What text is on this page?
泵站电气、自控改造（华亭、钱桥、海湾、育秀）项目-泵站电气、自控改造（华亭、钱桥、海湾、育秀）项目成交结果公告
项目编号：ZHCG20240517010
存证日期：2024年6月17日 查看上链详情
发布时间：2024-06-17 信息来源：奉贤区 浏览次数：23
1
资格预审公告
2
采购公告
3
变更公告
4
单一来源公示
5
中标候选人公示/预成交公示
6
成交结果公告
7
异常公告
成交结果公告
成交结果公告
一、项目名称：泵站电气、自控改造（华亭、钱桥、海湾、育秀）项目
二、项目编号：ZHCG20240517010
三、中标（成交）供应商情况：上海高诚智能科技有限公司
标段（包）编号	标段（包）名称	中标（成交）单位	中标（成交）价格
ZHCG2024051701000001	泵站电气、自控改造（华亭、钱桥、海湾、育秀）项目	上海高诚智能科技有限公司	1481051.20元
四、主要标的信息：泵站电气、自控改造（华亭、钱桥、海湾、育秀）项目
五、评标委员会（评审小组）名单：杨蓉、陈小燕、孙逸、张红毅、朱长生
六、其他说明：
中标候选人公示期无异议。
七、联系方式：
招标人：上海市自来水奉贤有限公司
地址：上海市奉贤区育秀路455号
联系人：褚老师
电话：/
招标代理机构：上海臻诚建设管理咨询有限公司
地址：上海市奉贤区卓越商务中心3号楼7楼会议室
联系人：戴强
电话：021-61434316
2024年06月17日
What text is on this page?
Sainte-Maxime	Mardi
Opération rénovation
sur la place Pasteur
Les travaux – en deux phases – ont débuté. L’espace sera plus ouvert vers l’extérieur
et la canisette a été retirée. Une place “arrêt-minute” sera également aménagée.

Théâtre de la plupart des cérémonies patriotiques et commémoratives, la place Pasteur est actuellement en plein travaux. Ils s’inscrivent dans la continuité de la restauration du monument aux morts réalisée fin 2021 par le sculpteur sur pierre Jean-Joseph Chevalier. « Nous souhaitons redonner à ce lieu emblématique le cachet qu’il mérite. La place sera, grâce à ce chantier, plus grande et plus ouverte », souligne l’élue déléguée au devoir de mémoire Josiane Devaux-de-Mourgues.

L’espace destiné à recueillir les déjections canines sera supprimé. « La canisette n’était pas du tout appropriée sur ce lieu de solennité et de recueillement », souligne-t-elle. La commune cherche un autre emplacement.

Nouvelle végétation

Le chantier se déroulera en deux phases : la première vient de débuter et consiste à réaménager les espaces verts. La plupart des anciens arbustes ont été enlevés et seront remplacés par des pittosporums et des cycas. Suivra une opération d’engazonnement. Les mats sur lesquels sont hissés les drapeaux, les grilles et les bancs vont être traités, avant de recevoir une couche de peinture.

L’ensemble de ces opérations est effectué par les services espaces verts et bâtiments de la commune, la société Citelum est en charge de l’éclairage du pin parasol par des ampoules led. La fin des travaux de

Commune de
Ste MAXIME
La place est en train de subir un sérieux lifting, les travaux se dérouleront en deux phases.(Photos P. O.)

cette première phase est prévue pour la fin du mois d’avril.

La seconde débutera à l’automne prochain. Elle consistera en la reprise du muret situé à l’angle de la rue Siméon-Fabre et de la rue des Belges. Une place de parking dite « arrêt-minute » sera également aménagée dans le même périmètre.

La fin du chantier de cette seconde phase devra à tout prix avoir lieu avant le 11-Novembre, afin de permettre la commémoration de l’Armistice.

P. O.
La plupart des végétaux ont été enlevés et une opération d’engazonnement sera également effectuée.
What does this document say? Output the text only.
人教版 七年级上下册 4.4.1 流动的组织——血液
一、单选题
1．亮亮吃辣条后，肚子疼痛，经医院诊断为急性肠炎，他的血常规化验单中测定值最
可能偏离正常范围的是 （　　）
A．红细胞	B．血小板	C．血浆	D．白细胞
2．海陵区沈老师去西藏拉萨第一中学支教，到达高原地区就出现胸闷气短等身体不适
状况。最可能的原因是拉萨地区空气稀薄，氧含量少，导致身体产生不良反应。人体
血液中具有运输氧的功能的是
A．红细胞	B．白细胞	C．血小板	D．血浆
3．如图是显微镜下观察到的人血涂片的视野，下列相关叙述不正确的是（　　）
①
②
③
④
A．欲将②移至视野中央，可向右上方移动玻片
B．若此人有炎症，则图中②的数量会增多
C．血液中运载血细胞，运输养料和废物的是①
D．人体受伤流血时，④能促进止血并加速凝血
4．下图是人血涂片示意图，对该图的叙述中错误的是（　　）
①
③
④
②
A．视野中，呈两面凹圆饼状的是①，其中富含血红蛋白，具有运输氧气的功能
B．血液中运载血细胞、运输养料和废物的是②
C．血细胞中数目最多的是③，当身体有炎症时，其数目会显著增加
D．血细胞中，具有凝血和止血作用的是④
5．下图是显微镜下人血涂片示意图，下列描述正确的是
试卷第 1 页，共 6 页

TASK STATEMENT =>
Restate the data above exactly, keeping each word as it stands.

ANSWER IN FULL =>
What text is on this page?
泵站电气、自控改造（华亭、钱桥、海湾、育秀）项目-泵站电气、自控改造（华亭、钱桥、海湾、育秀）项目成交结果公告
项目编号：ZHCG20240517010
存证日期：2024年6月17日 查看上链详情
发布时间：2024-06-17 信息来源：奉贤区 浏览次数：23
1
资格预审公告
2
采购公告
3
变更公告
4
单一来源公示
5
中标候选人公示/预成交公示
6
成交结果公告
7
异常公告
成交结果公告
成交结果公告
一、项目名称：泵站电气、自控改造（华亭、钱桥、海湾、育秀）项目
二、项目编号：ZHCG20240517010
三、中标（成交）供应商情况：上海高诚智能科技有限公司
标段（包）编号	标段（包）名称	中标（成交）单位	中标（成交）价格
ZHCG2024051701000001	泵站电气、自控改造（华亭、钱桥、海湾、育秀）项目	上海高诚智能科技有限公司	1481051.20元
四、主要标的信息：泵站电气、自控改造（华亭、钱桥、海湾、育秀）项目
五、评标委员会（评审小组）名单：杨蓉、陈小燕、孙逸、张红毅、朱长生
六、其他说明：
中标候选人公示期无异议。
七、联系方式：
招标人：上海市自来水奉贤有限公司
地址：上海市奉贤区育秀路455号
联系人：褚老师
电话：/
招标代理机构：上海臻诚建设管理咨询有限公司
地址：上海市奉贤区卓越商务中心3号楼7楼会议室
联系人：戴强
电话：021-61434316
2024年06月17日
What text is on this page?
Sainte-Maxime	Mardi
Opération rénovation
sur la place Pasteur
Les travaux – en deux phases – ont débuté. L’espace sera plus ouvert vers l’extérieur
et la canisette a été retirée. Une place “arrêt-minute” sera également aménagée.

Théâtre de la plupart des cérémonies patriotiques et commémoratives, la place Pasteur est actuellement en plein travaux. Ils s’inscrivent dans la continuité de la restauration du monument aux morts réalisée fin 2021 par le sculpteur sur pierre Jean-Joseph Chevalier. « Nous souhaitons redonner à ce lieu emblématique le cachet qu’il mérite. La place sera, grâce à ce chantier, plus grande et plus ouverte », souligne l’élue déléguée au devoir de mémoire Josiane Devaux-de-Mourgues.

L’espace destiné à recueillir les déjections canines sera supprimé. « La canisette n’était pas du tout appropriée sur ce lieu de solennité et de recueillement », souligne-t-elle. La commune cherche un autre emplacement.

Nouvelle végétation

Le chantier se déroulera en deux phases : la première vient de débuter et consiste à réaménager les espaces verts. La plupart des anciens arbustes ont été enlevés et seront remplacés par des pittosporums et des cycas. Suivra une opération d’engazonnement. Les mats sur lesquels sont hissés les drapeaux, les grilles et les bancs vont être traités, avant de recevoir une couche de peinture.

L’ensemble de ces opérations est effectué par les services espaces verts et bâtiments de la commune, la société Citelum est en charge de l’éclairage du pin parasol par des ampoules led. La fin des travaux de

Commune de
Ste MAXIME
La place est en train de subir un sérieux lifting, les travaux se dérouleront en deux phases.(Photos P. O.)

cette première phase est prévue pour la fin du mois d’avril.

La seconde débutera à l’automne prochain. Elle consistera en la reprise du muret situé à l’angle de la rue Siméon-Fabre et de la rue des Belges. Une place de parking dite « arrêt-minute » sera également aménagée dans le même périmètre.

La fin du chantier de cette seconde phase devra à tout prix avoir lieu avant le 11-Novembre, afin de permettre la commémoration de l’Armistice.

P. O.
La plupart des végétaux ont été enlevés et une opération d’engazonnement sera également effectuée.
What does this document say? Output the text only.
人教版 七年级上下册 4.4.1 流动的组织——血液
一、单选题
1．亮亮吃辣条后，肚子疼痛，经医院诊断为急性肠炎，他的血常规化验单中测定值最
可能偏离正常范围的是 （　　）
A．红细胞	B．血小板	C．血浆	D．白细胞
2．海陵区沈老师去西藏拉萨第一中学支教，到达高原地区就出现胸闷气短等身体不适
状况。最可能的原因是拉萨地区空气稀薄，氧含量少，导致身体产生不良反应。人体
血液中具有运输氧的功能的是
A．红细胞	B．白细胞	C．血小板	D．血浆
3．如图是显微镜下观察到的人血涂片的视野，下列相关叙述不正确的是（　　）
①
②
③
④
A．欲将②移至视野中央，可向右上方移动玻片
B．若此人有炎症，则图中②的数量会增多
C．血液中运载血细胞，运输养料和废物的是①
D．人体受伤流血时，④能促进止血并加速凝血
4．下图是人血涂片示意图，对该图的叙述中错误的是（　　）
①
③
④
②
A．视野中，呈两面凹圆饼状的是①，其中富含血红蛋白，具有运输氧气的功能
B．血液中运载血细胞、运输养料和废物的是②
C．血细胞中数目最多的是③，当身体有炎症时，其数目会显著增加
D．血细胞中，具有凝血和止血作用的是④
5．下图是显微镜下人血涂片示意图，下列描述正确的是
试卷第 1 页，共 6 页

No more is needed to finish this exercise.